→ Objective
Using the records provided below, locate and copy each line that contains the word "HEARING".

[Stored records]
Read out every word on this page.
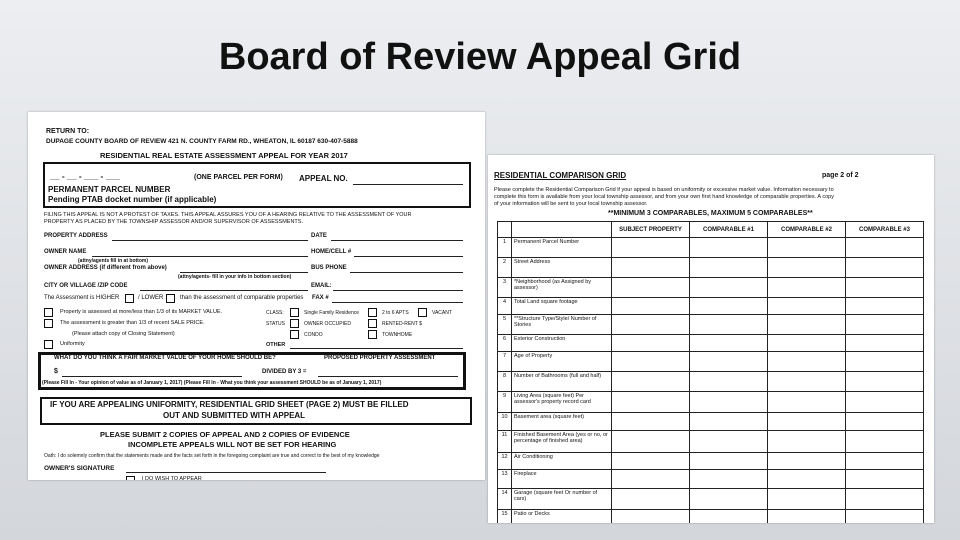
Board of Review Appeal Grid
RETURN TO:
DUPAGE COUNTY BOARD OF REVIEW 421 N. COUNTY FARM RD., WHEATON, IL 60187 630-407-5888
RESIDENTIAL REAL ESTATE ASSESSMENT APPEAL FOR YEAR 2017
__ - __ - ___ - ___	(ONE PARCEL PER FORM) APPEAL NO.
PERMANENT PARCEL NUMBER
Pending PTAB docket number (if applicable)
FILING THIS APPEAL IS NOT A PROTEST OF TAXES. THIS APPEAL ASSURES YOU OF A HEARING RELATIVE TO THE ASSESSMENT OF YOUR
PROPERTY AS PLACED BY THE TOWNSHIP ASSESSOR AND/OR SUPERVISOR OF ASSESSMENTS.
PROPERTY ADDRESS	DATE
OWNER NAME	HOME/CELL #
(attny/agents fill in at bottom)
OWNER ADDRESS (if different from above)	BUS PHONE
(attny/agents- fill in your info in bottom section)
CITY OR VILLAGE /ZIP CODE	EMAIL:
The Assessment is HIGHER	/ LOWER	than the assessment of comparable properties FAX #
Property is assessed at more/less than 1/3 of its MARKET VALUE.
The assessment is greater than 1/3 of recent SALE PRICE.
(Please attach copy of Closing Statement)
Uniformity
CLASS:	Single Family Residence	2 to 6 APTS	VACANT
STATUS	OWNER OCCUPIED	RENTED-RENT $
CONDO	TOWNHOME
OTHER
WHAT DO YOU THINK A FAIR MARKET VALUE OF YOUR HOME SHOULD BE?	PROPOSED PROPERTY ASSESSMENT
$	DIVIDED BY 3 =
(Please Fill In - Your opinion of value as of January 1, 2017) (Please Fill In - What you think your assessment SHOULD be as of January 1, 2017)
IF YOU ARE APPEALING UNIFORMITY, RESIDENTIAL GRID SHEET (PAGE 2) MUST BE FILLED
OUT AND SUBMITTED WITH APPEAL
PLEASE SUBMIT 2 COPIES OF APPEAL AND 2 COPIES OF EVIDENCE
INCOMPLETE APPEALS WILL NOT BE SET FOR HEARING
Oath: I do solemnly confirm that the statements made and the facts set forth in the foregoing complaint are true and correct to the best of my knowledge
OWNER'S SIGNATURE
I DO WISH TO APPEAR
RESIDENTIAL COMPARISON GRID	page 2 of 2
Please complete the Residential Comparison Grid if your appeal is based on uniformity or excessive market value. Information necessary to
complete this form is available from your local township assessor, and from your own first hand knowledge of comparable properties. A copy
of your information will be sent to your local township assessor.
**MINIMUM 3 COMPARABLES, MAXIMUM 5 COMPARABLES**
		SUBJECT PROPERTY	COMPARABLE #1	COMPARABLE #2	COMPARABLE #3
1	Permanent Parcel Number				
2	Street Address				
3	*Neighborhood (as Assigned by assessor)				
4	Total Land square footage				
5	**Structure Type/Style/ Number of Stories				
6	Exterior Construction				
7	Age of Property				
8	Number of Bathrooms (full and half)				
9	Living Area (square feet) Per assessor's property record card				
10	Basement area (square feet)				
11	Finished Basement Area (yes or no, or percentage of finished area)				
12	Air Conditioning				
13	Fireplace				
14	Garage (square feet Or number of cars)				
15	Patio or Decks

→ Solution to this task
FILING THIS APPEAL IS NOT A PROTEST OF TAXES. THIS APPEAL ASSURES YOU OF A HEARING RELATIVE TO THE ASSESSMENT OF YOUR
INCOMPLETE APPEALS WILL NOT BE SET FOR HEARING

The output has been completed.